## EXERCISE GOAL:
Wherever "from" appears in a line, list that line.
::::::::::
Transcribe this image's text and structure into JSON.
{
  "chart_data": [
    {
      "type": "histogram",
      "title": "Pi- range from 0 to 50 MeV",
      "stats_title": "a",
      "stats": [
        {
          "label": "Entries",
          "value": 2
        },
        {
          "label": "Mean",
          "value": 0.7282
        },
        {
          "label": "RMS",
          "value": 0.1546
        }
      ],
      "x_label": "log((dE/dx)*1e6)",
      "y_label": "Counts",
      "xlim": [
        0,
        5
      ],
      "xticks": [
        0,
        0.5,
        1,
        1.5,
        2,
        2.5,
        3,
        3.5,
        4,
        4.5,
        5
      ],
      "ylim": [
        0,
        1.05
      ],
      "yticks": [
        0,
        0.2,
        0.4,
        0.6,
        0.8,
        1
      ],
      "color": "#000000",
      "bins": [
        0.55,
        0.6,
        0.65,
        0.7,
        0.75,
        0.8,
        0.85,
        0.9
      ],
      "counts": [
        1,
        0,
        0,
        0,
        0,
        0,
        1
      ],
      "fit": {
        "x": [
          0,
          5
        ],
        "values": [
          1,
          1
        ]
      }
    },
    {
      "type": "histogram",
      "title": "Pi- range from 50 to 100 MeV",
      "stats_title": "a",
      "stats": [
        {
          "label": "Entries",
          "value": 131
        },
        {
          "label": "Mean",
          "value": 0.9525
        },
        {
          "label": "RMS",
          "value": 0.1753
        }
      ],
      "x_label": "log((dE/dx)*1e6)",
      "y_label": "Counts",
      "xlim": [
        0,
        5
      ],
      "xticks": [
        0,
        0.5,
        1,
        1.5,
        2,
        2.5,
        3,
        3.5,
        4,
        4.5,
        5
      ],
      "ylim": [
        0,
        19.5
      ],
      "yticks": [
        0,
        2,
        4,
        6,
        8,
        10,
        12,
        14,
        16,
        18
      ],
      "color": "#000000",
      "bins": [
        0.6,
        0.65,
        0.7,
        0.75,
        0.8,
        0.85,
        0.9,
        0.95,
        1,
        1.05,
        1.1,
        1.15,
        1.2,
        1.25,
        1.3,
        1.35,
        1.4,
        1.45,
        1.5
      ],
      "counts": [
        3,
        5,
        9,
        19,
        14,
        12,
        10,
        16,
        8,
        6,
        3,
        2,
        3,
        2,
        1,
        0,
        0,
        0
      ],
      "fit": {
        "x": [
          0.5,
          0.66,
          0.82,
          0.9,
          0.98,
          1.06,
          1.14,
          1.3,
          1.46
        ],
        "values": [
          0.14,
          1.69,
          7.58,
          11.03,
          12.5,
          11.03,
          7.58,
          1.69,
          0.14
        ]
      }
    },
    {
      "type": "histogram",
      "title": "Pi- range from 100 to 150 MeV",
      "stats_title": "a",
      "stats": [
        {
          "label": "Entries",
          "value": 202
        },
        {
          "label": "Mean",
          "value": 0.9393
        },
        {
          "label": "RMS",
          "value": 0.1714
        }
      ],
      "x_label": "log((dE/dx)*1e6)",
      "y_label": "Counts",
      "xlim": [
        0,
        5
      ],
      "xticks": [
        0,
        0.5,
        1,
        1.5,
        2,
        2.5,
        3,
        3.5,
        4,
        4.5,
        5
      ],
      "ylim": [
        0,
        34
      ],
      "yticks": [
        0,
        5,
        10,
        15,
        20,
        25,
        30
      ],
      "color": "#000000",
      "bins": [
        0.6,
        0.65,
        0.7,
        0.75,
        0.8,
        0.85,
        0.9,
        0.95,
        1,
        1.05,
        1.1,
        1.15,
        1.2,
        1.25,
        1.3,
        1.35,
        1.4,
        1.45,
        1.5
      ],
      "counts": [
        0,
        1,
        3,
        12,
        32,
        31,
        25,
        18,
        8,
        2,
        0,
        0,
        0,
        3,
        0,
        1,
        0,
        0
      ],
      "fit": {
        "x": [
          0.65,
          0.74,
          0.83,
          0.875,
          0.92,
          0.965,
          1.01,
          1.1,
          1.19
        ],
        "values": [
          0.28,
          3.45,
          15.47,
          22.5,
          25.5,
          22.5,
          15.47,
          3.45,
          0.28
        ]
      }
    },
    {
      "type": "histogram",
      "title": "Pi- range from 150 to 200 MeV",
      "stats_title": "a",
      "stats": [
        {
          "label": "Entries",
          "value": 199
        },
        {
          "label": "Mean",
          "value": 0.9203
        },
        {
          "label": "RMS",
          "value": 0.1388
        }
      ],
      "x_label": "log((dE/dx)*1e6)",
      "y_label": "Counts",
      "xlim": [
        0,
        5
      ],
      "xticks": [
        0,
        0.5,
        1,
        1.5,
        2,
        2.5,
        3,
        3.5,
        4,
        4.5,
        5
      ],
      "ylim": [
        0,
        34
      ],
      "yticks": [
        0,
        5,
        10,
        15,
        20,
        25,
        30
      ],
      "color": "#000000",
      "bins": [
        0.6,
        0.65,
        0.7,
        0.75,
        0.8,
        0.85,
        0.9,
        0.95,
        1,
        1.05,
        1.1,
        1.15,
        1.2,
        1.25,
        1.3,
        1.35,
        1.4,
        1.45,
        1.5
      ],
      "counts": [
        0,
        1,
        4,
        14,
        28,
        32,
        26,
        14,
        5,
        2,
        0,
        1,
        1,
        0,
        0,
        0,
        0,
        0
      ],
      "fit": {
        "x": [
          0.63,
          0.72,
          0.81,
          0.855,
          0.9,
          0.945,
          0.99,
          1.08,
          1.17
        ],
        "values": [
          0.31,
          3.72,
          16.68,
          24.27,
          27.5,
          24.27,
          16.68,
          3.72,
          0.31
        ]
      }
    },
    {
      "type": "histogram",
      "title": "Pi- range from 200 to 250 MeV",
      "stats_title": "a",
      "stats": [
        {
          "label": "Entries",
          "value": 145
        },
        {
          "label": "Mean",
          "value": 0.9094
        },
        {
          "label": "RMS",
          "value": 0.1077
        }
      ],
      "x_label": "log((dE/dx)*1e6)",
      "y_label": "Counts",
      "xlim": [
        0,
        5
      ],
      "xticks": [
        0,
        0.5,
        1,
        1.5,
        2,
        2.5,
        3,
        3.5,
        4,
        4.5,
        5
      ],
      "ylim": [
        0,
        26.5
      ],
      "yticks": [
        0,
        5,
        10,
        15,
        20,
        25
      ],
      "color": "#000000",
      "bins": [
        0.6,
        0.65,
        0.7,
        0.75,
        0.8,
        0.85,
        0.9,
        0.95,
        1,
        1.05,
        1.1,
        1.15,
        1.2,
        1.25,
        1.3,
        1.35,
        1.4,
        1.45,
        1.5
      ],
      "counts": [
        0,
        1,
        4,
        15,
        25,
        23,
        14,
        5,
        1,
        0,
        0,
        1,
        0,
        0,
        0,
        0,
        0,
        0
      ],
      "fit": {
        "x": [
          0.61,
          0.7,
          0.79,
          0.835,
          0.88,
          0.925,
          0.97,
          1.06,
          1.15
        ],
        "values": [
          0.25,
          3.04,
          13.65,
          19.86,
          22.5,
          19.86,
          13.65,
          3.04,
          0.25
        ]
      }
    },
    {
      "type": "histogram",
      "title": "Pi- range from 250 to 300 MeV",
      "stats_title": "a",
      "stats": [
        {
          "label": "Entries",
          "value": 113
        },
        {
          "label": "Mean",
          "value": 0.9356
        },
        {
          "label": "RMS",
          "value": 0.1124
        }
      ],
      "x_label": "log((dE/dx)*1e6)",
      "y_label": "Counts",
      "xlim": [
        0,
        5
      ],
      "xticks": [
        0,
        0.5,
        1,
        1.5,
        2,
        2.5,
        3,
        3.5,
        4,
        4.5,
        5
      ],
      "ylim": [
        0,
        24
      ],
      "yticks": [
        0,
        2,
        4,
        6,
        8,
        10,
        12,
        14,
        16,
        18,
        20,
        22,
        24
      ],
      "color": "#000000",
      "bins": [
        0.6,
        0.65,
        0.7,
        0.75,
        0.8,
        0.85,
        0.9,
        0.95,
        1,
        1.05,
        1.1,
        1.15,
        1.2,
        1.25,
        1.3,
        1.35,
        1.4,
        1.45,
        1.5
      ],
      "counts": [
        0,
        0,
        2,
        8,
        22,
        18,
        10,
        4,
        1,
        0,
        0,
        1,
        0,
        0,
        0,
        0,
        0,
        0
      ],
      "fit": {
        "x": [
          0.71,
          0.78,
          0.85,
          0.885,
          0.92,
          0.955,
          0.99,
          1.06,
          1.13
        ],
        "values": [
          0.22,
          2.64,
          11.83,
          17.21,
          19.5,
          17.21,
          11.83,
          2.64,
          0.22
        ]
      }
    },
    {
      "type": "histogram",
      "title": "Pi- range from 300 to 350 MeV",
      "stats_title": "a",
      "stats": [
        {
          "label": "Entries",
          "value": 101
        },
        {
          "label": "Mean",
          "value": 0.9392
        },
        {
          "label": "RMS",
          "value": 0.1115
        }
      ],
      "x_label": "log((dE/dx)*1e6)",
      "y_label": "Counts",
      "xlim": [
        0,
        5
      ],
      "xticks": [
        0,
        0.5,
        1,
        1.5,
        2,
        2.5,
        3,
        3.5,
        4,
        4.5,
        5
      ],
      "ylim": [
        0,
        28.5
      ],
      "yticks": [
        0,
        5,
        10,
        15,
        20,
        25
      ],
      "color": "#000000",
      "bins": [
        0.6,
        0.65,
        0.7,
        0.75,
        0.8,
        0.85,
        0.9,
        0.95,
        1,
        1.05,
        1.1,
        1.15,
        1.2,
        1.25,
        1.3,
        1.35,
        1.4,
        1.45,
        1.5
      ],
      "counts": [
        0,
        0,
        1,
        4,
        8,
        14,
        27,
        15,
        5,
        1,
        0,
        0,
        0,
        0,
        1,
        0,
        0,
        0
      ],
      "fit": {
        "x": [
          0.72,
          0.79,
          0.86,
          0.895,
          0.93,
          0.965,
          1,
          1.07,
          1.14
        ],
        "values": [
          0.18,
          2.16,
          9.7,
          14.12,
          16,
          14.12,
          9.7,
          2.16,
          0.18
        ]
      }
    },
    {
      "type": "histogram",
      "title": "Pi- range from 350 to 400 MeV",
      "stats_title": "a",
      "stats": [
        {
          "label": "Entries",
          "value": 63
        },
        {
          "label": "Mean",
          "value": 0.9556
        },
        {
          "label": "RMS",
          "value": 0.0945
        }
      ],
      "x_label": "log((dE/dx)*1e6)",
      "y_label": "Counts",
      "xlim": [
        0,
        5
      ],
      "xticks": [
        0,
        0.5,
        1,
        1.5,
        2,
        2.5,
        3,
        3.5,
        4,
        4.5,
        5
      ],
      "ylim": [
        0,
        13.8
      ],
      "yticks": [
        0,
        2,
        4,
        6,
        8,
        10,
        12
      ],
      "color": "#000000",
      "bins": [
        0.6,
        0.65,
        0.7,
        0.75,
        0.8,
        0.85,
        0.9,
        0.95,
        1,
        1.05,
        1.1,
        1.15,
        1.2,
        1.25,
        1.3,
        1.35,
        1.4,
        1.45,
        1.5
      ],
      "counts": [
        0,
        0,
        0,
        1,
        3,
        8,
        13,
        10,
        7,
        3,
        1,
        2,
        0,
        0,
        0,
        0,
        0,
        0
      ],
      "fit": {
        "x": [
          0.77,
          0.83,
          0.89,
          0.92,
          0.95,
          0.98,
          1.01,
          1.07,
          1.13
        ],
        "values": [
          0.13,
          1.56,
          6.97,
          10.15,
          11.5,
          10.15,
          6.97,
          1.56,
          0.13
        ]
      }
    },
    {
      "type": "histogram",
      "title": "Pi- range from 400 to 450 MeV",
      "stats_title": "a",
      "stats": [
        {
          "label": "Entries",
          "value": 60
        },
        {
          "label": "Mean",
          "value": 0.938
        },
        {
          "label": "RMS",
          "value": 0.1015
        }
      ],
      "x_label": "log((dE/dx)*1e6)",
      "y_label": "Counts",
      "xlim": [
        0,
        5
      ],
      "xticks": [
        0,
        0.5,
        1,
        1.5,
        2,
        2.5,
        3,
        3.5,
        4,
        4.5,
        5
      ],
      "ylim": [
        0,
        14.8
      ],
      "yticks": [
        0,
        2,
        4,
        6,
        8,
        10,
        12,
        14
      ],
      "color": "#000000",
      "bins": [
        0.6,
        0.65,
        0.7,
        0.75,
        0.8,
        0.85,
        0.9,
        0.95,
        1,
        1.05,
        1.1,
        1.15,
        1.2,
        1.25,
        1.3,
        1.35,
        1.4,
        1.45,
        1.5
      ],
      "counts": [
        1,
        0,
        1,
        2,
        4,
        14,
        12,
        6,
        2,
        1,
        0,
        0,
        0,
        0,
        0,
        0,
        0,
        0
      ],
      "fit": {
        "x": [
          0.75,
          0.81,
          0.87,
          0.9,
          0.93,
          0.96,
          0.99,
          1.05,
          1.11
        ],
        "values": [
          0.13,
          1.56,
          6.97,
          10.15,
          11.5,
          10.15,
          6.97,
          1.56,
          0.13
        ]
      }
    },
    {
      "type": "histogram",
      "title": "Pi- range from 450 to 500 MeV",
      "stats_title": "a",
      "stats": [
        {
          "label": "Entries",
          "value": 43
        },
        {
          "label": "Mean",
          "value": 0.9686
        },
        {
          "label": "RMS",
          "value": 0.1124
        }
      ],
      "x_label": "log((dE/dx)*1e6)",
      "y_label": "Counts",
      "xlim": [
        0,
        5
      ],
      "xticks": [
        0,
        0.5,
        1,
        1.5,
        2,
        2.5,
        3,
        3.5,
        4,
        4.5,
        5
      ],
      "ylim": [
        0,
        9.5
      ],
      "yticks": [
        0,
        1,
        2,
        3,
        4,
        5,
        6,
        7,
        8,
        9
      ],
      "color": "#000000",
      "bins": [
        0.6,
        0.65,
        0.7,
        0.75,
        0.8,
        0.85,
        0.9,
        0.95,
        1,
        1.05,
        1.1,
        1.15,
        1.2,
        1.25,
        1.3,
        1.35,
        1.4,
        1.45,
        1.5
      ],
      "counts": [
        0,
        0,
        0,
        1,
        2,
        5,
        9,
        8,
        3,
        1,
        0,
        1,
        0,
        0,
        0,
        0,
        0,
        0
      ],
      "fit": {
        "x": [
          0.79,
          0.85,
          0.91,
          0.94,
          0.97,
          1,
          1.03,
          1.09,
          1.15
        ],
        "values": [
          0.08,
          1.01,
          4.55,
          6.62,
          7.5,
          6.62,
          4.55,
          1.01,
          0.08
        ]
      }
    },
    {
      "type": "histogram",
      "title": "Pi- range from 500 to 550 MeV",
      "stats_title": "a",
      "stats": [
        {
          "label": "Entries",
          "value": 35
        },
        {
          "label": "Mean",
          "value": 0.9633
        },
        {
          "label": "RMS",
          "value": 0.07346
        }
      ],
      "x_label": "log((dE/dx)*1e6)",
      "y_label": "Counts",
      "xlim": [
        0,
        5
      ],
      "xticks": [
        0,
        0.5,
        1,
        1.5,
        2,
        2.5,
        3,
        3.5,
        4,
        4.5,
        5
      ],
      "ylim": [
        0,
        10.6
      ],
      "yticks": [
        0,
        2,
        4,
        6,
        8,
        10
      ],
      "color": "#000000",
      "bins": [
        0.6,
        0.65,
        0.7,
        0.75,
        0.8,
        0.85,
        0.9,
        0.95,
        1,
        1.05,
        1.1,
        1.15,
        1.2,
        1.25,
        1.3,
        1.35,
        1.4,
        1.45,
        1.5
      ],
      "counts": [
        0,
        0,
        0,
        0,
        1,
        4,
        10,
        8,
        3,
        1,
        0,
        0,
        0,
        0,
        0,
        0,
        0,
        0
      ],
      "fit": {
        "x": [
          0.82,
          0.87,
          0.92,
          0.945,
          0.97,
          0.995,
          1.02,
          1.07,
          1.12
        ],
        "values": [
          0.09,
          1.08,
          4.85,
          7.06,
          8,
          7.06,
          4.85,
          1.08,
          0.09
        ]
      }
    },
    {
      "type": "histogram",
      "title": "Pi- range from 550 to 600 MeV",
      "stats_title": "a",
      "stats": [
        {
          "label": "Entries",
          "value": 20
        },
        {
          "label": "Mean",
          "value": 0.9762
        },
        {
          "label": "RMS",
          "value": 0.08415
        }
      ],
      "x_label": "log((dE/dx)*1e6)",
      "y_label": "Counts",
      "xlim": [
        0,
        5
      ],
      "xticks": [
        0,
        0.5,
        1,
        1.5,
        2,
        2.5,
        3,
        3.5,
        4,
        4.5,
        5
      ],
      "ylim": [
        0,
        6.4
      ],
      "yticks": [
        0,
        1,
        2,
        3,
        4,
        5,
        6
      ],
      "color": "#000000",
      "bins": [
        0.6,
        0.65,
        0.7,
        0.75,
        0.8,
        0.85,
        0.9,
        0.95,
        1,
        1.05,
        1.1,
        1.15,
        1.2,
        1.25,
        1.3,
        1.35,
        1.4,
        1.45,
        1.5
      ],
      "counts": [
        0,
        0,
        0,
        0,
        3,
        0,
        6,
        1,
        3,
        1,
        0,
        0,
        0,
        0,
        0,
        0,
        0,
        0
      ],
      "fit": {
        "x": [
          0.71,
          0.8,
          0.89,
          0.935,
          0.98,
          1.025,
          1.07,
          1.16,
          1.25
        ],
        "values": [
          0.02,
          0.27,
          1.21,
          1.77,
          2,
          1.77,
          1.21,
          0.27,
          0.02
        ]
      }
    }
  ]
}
::::::::::
## FINAL ANSWER:
      "title": "Pi- range from 0 to 50 MeV",
      "title": "Pi- range from 50 to 100 MeV",
      "title": "Pi- range from 100 to 150 MeV",
      "title": "Pi- range from 150 to 200 MeV",
      "title": "Pi- range from 200 to 250 MeV",
      "title": "Pi- range from 250 to 300 MeV",
      "title": "Pi- range from 300 to 350 MeV",
      "title": "Pi- range from 350 to 400 MeV",
      "title": "Pi- range from 400 to 450 MeV",
      "title": "Pi- range from 450 to 500 MeV",
      "title": "Pi- range from 500 to 550 MeV",
      "title": "Pi- range from 550 to 600 MeV",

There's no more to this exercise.